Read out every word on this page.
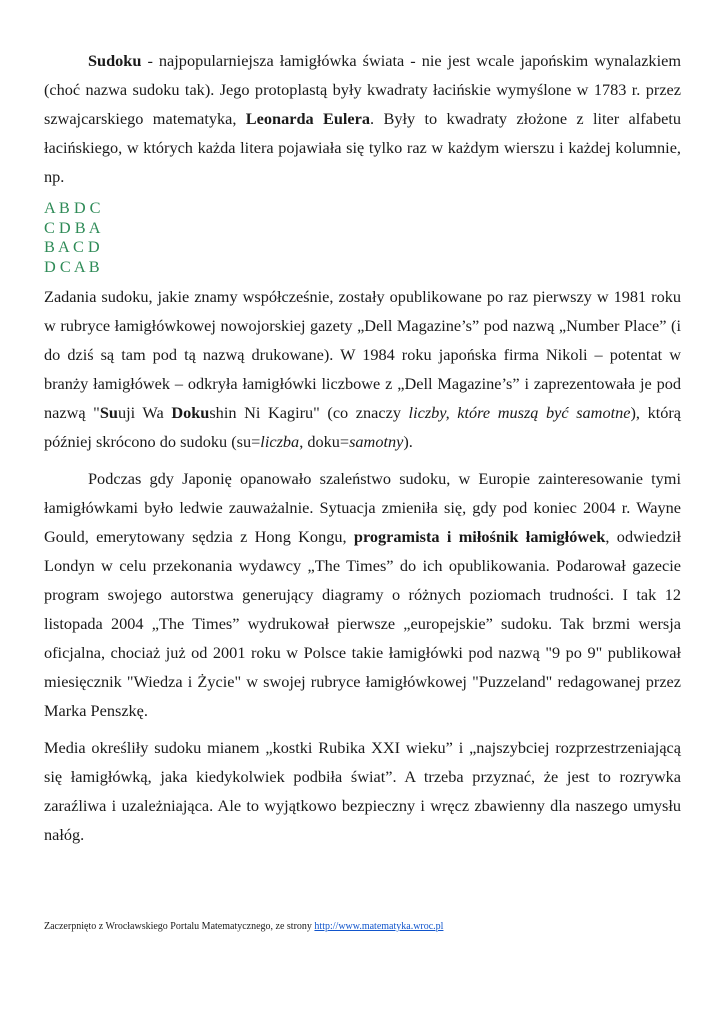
Sudoku - najpopularniejsza łamigłówka świata - nie jest wcale japońskim wynalazkiem (choć nazwa sudoku tak). Jego protoplastą były kwadraty łacińskie wymyślone w 1783 r. przez szwajcarskiego matematyka, Leonarda Eulera. Były to kwadraty złożone z liter alfabetu łacińskiego, w których każda litera pojawiała się tylko raz w każdym wierszu i każdej kolumnie, np.

A B D C

C D B A

B A C D

D C A B

Zadania sudoku, jakie znamy współcześnie, zostały opublikowane po raz pierwszy w 1981 roku w rubryce łamigłówkowej nowojorskiej gazety „Dell Magazine’s” pod nazwą „Number Place” (i do dziś są tam pod tą nazwą drukowane). W 1984 roku japońska firma Nikoli – potentat w branży łamigłówek – odkryła łamigłówki liczbowe z „Dell Magazine’s” i zaprezentowała je pod nazwą "Suuji Wa Dokushin Ni Kagiru" (co znaczy liczby, które muszą być samotne), którą później skrócono do sudoku (su=liczba, doku=samotny).

Podczas gdy Japonię opanowało szaleństwo sudoku, w Europie zainteresowanie tymi łamigłówkami było ledwie zauważalnie. Sytuacja zmieniła się, gdy pod koniec 2004 r. Wayne Gould, emerytowany sędzia z Hong Kongu, programista i miłośnik łamigłówek, odwiedził Londyn w celu przekonania wydawcy „The Times” do ich opublikowania. Podarował gazecie program swojego autorstwa generujący diagramy o różnych poziomach trudności. I tak 12 listopada 2004 „The Times” wydrukował pierwsze „europejskie” sudoku. Tak brzmi wersja oficjalna, chociaż już od 2001 roku w Polsce takie łamigłówki pod nazwą "9 po 9" publikował miesięcznik "Wiedza i Życie" w swojej rubryce łamigłówkowej "Puzzeland" redagowanej przez Marka Penszkę.

Media określiły sudoku mianem „kostki Rubika XXI wieku” i „najszybciej rozprzestrzeniającą się łamigłówką, jaka kiedykolwiek podbiła świat”. A trzeba przyznać, że jest to rozrywka zaraźliwa i uzależniająca. Ale to wyjątkowo bezpieczny i wręcz zbawienny dla naszego umysłu nałóg.

Zaczerpnięto z Wrocławskiego Portalu Matematycznego, ze strony http://www.matematyka.wroc.pl
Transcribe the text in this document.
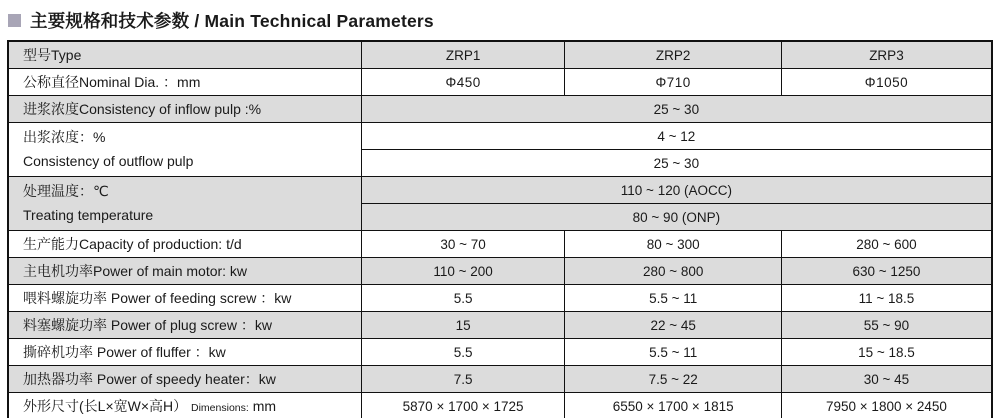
主要规格和技术参数 / Main Technical Parameters
型号Type	ZRP1	ZRP2	ZRP3
公称直径Nominal Dia. ：mm	Φ450	Φ710	Φ1050
进浆浓度Consistency of inflow pulp :%	25 ~ 30		

出浆浓度：%
Consistency of outflow pulp	4 ~ 12		
	25 ~ 30		

处理温度：℃
Treating temperature	110 ~ 120 (AOCC)		
	80 ~ 90 (ONP)		
生产能力Capacity of production: t/d	30 ~ 70	80 ~ 300	280 ~ 600
主电机功率Power of main motor: kw	110 ~ 200	280 ~ 800	630 ~ 1250
喂料螺旋功率 Power of feeding screw ：kw	5.5	5.5 ~ 11	11 ~ 18.5
料塞螺旋功率 Power of plug screw ：kw	15	22 ~ 45	55 ~ 90
撕碎机功率 Power of fluffer ：kw	5.5	5.5 ~ 11	15 ~ 18.5
加热器功率 Power of speedy heater：kw	7.5	7.5 ~ 22	30 ~ 45
外形尺寸(长L×宽W×高H） Dimensions: mm	5870 × 1700 × 1725	6550 × 1700 × 1815	7950 × 1800 × 2450
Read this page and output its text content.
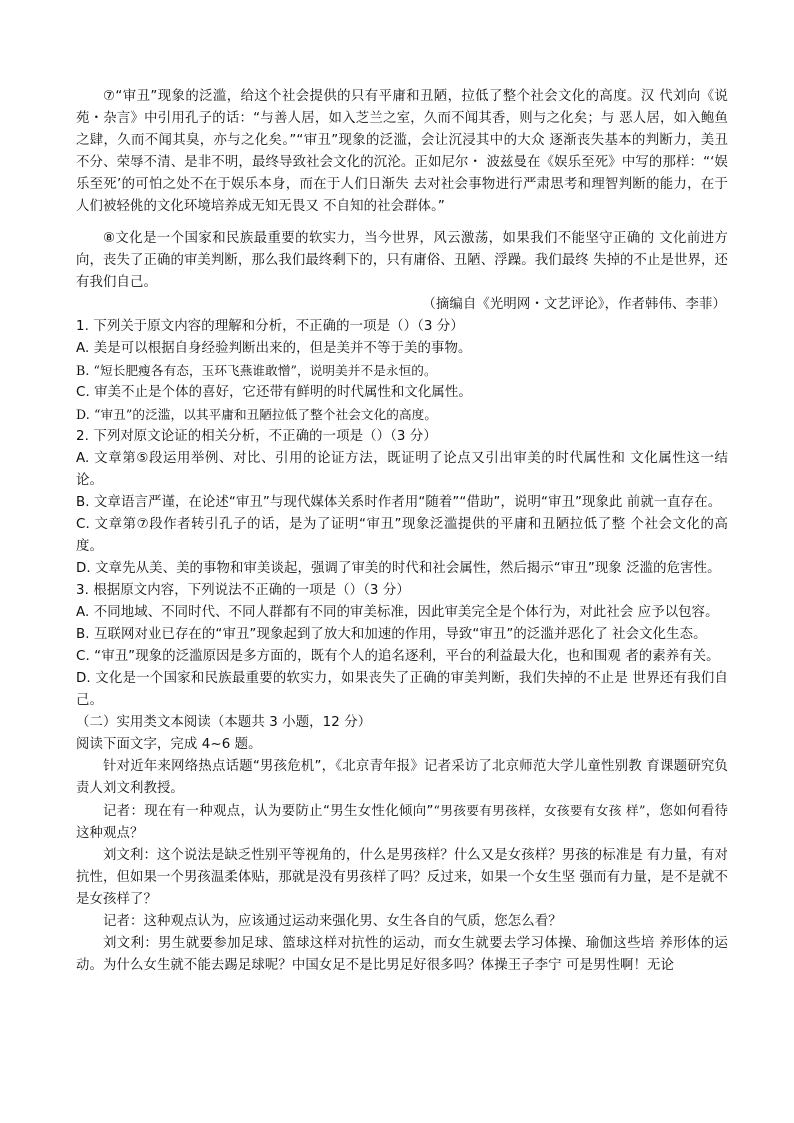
⑦“审丑”现象的泛滥，给这个社会提供的只有平庸和丑陋，拉低了整个社会文化的高度。汉 代刘向《说苑・杂言》中引用孔子的话：“与善人居，如入芝兰之室，久而不闻其香，则与之化矣；与 恶人居，如入鲍鱼之肆，久而不闻其臭，亦与之化矣。”“审丑”现象的泛滥，会让沉浸其中的大众 逐渐丧失基本的判断力，美丑不分、荣辱不清、是非不明，最终导致社会文化的沉沦。正如尼尔・ 波兹曼在《娱乐至死》中写的那样：“‘娱乐至死’的可怕之处不在于娱乐本身，而在于人们日渐失 去对社会事物进行严肃思考和理智判断的能力，在于人们被轻佻的文化环境培养成无知无畏又 不自知的社会群体。”

⑧文化是一个国家和民族最重要的软实力，当今世界，风云激荡，如果我们不能坚守正确的 文化前进方向，丧失了正确的审美判断，那么我们最终剩下的，只有庸俗、丑陋、浮躁。我们最终 失掉的不止是世界，还有我们自己。

（摘编自《光明网・文艺评论》，作者韩伟、李菲）

1. 下列关于原文内容的理解和分析，不正确的一项是（）（3 分）

A. 美是可以根据自身经验判断出来的，但是美并不等于美的事物。

B. “短长肥瘦各有态，玉环飞燕谁敢憎”，说明美并不是永恒的。

C. 审美不止是个体的喜好，它还带有鲜明的时代属性和文化属性。

D. “审丑”的泛滥，以其平庸和丑陋拉低了整个社会文化的高度。

2. 下列对原文论证的相关分析，不正确的一项是（）（3 分）

A. 文章第⑤段运用举例、对比、引用的论证方法，既证明了论点又引出审美的时代属性和 文化属性这一结论。

B. 文章语言严谨，在论述“审丑”与现代媒体关系时作者用“随着”“借助”，说明“审丑”现象此 前就一直存在。

C. 文章第⑦段作者转引孔子的话，是为了证明“审丑”现象泛滥提供的平庸和丑陋拉低了整 个社会文化的高度。

D. 文章先从美、美的事物和审美谈起，强调了审美的时代和社会属性，然后揭示“审丑”现象 泛滥的危害性。

3. 根据原文内容，下列说法不正确的一项是（）（3 分）

A. 不同地域、不同时代、不同人群都有不同的审美标准，因此审美完全是个体行为，对此社会 应予以包容。

B. 互联网对业已存在的“审丑”现象起到了放大和加速的作用，导致“审丑”的泛滥并恶化了 社会文化生态。

C. “审丑”现象的泛滥原因是多方面的，既有个人的追名逐利，平台的利益最大化，也和围观 者的素养有关。

D. 文化是一个国家和民族最重要的软实力，如果丧失了正确的审美判断，我们失掉的不止是 世界还有我们自己。

（二）实用类文本阅读（本题共 3 小题，12 分）

阅读下面文字，完成 4~6 题。

针对近年来网络热点话题“男孩危机”，《北京青年报》记者采访了北京师范大学儿童性别教 育课题研究负责人刘文利教授。

记者：现在有一种观点，认为要防止“男生女性化倾向”“男孩要有男孩样，女孩要有女孩 样”，您如何看待这种观点？

刘文利：这个说法是缺乏性别平等视角的，什么是男孩样？什么又是女孩样？男孩的标准是 有力量，有对抗性，但如果一个男孩温柔体贴，那就是没有男孩样了吗？反过来，如果一个女生坚 强而有力量，是不是就不是女孩样了？

记者：这种观点认为，应该通过运动来强化男、女生各自的气质，您怎么看？

刘文利：男生就要参加足球、篮球这样对抗性的运动，而女生就要去学习体操、瑜伽这些培 养形体的运动。为什么女生就不能去踢足球呢？中国女足不是比男足好很多吗？体操王子李宁 可是男性啊！无论
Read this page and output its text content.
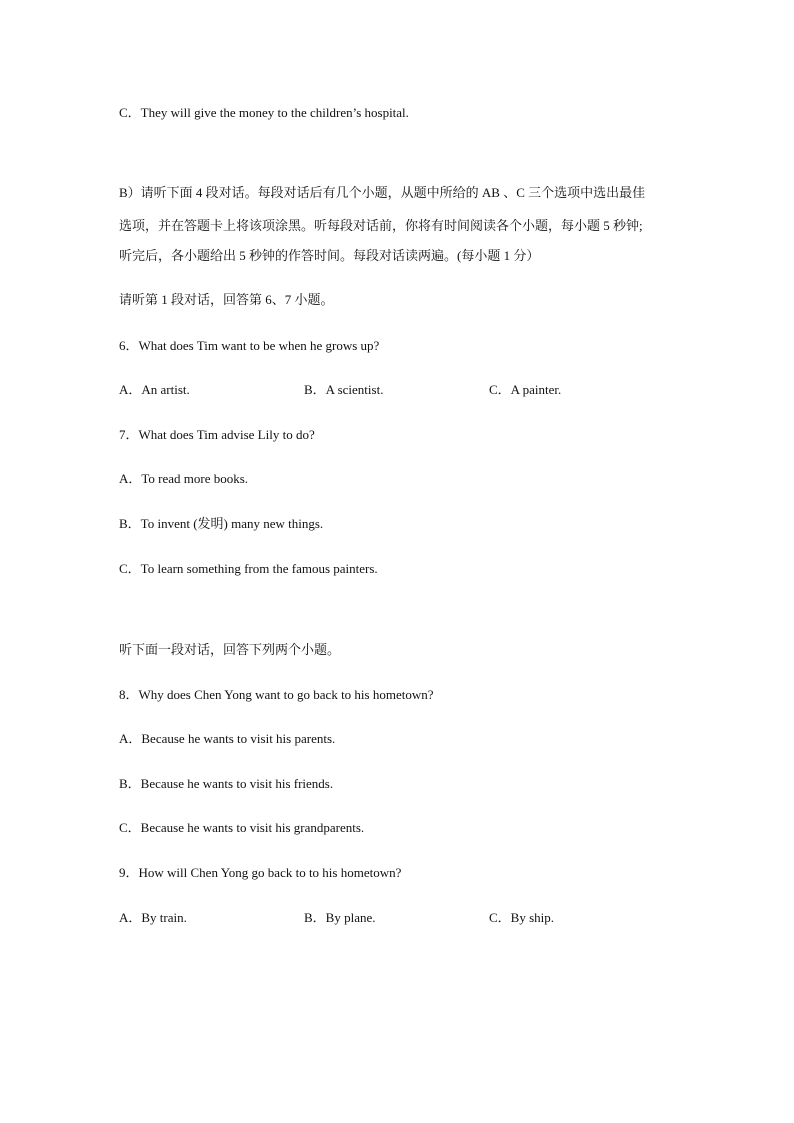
C．They will give the money to the children’s hospital.
B）请听下面 4 段对话。每段对话后有几个小题，从题中所给的 AB 、C 三个选项中选出最佳
选项，并在答题卡上将该项涂黑。听每段对话前，你将有时间阅读各个小题，每小题 5 秒钟;
听完后，各小题给出 5 秒钟的作答时间。每段对话读两遍。(每小题 1 分）
请听第 1 段对话，回答第 6、7 小题。
6．What does Tim want to be when he grows up?
A．An artist.	B．A scientist.	C．A painter.
7．What does Tim advise Lily to do?
A．To read more books.
B．To invent (发明) many new things.
C．To learn something from the famous painters.
听下面一段对话，回答下列两个小题。
8．Why does Chen Yong want to go back to his hometown?
A．Because he wants to visit his parents.
B．Because he wants to visit his friends.
C．Because he wants to visit his grandparents.
9．How will Chen Yong go back to to his hometown?
A．By train.	B．By plane.	C．By ship.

## TASK INSTRUCTIONS
Say only how many lines in the records carry the word "screw".

## WRITTEN SOLUTION
2